▸ Task details: Extract from the listing each line in which the word "এমইএ" appears.

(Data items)

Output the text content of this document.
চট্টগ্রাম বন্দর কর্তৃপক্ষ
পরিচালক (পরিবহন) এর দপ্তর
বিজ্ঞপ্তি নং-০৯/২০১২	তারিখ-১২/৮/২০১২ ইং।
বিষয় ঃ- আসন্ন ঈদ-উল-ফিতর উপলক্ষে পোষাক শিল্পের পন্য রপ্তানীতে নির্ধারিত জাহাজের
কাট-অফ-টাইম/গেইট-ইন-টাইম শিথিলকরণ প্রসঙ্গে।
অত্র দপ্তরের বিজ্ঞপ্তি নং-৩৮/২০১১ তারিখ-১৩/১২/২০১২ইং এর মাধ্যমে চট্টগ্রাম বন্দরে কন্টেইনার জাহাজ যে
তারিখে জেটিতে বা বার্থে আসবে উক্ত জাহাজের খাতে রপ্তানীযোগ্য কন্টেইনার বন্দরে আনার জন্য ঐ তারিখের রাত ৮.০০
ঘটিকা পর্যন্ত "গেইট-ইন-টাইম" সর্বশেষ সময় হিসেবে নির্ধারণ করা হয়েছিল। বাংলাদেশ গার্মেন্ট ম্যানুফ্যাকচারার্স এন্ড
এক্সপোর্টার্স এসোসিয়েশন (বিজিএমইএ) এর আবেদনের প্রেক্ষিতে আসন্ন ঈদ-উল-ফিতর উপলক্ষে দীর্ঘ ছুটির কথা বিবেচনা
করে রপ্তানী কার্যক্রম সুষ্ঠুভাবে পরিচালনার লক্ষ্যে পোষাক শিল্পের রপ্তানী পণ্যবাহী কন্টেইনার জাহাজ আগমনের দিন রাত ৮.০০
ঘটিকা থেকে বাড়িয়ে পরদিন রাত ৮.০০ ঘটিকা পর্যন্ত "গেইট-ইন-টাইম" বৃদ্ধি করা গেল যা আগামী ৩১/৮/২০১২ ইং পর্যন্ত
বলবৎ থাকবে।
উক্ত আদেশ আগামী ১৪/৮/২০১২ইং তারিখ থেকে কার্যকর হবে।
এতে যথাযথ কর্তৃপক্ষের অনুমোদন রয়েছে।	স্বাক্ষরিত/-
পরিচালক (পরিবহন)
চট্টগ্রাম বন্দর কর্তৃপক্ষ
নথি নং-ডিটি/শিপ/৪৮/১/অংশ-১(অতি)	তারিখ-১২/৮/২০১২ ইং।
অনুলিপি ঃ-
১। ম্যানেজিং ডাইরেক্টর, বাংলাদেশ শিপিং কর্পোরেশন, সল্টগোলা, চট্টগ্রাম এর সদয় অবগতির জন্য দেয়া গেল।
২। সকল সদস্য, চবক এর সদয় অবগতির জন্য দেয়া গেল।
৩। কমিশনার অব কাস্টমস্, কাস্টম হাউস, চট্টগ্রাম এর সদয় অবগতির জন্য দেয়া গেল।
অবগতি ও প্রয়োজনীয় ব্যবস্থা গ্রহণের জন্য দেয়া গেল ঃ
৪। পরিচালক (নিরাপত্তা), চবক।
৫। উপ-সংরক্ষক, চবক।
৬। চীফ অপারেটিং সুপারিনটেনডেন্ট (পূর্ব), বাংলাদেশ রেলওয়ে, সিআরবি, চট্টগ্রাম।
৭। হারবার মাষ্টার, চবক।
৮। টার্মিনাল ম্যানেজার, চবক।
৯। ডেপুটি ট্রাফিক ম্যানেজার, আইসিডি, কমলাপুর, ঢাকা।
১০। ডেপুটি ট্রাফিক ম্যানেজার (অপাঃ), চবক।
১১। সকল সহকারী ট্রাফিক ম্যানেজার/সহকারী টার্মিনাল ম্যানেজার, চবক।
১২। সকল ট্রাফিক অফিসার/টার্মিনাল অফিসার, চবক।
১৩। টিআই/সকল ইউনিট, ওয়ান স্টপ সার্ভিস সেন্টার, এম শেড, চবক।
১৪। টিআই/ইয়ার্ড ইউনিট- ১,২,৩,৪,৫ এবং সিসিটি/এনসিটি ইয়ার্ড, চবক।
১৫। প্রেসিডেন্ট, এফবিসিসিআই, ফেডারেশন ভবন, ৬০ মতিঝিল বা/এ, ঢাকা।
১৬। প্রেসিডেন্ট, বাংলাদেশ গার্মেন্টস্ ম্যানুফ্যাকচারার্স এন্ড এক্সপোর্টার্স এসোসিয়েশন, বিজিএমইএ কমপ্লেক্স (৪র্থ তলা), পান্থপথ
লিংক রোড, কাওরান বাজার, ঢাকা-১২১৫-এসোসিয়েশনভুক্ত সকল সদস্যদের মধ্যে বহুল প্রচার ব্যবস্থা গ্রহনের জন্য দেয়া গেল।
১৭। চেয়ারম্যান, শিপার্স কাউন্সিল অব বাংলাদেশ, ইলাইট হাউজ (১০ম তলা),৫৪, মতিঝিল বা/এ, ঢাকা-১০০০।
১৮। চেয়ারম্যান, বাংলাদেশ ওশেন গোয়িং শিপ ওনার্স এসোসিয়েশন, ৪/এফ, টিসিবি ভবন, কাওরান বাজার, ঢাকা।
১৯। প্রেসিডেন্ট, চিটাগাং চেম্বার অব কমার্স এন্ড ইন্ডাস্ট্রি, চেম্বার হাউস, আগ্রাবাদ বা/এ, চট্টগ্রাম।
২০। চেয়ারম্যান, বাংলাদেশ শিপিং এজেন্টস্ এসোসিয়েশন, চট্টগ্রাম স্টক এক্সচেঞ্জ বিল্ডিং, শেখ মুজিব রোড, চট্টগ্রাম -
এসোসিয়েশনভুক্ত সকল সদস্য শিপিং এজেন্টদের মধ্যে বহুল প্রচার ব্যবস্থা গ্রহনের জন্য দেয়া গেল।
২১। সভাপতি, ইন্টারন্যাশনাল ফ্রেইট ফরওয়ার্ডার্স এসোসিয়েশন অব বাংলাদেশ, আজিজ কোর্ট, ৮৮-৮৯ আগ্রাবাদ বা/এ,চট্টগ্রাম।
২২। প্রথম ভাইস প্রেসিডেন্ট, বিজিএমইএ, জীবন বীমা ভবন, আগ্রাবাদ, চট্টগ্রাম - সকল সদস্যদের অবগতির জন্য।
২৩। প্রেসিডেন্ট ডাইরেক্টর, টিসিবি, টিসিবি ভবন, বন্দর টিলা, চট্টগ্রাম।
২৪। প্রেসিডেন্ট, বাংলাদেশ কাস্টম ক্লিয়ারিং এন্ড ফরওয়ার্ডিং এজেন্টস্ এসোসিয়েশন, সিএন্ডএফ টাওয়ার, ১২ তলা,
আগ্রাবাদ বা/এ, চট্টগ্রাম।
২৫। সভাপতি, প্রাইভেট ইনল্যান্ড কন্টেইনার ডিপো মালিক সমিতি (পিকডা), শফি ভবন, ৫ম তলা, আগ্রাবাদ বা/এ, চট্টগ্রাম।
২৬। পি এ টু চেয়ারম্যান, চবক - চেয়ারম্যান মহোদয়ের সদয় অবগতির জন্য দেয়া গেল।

▸ Complete answer:
এক্সপোর্টার্স এসোসিয়েশন (বিজিএমইএ) এর আবেদনের প্রেক্ষিতে আসন্ন ঈদ-উল-ফিতর উপলক্ষে দীর্ঘ ছুটির কথা বিবেচনা
১৬। প্রেসিডেন্ট, বাংলাদেশ গার্মেন্টস্ ম্যানুফ্যাকচারার্স এন্ড এক্সপোর্টার্স এসোসিয়েশন, বিজিএমইএ কমপ্লেক্স (৪র্থ তলা), পান্থপথ
২২। প্রথম ভাইস প্রেসিডেন্ট, বিজিএমইএ, জীবন বীমা ভবন, আগ্রাবাদ, চট্টগ্রাম - সকল সদস্যদের অবগতির জন্য।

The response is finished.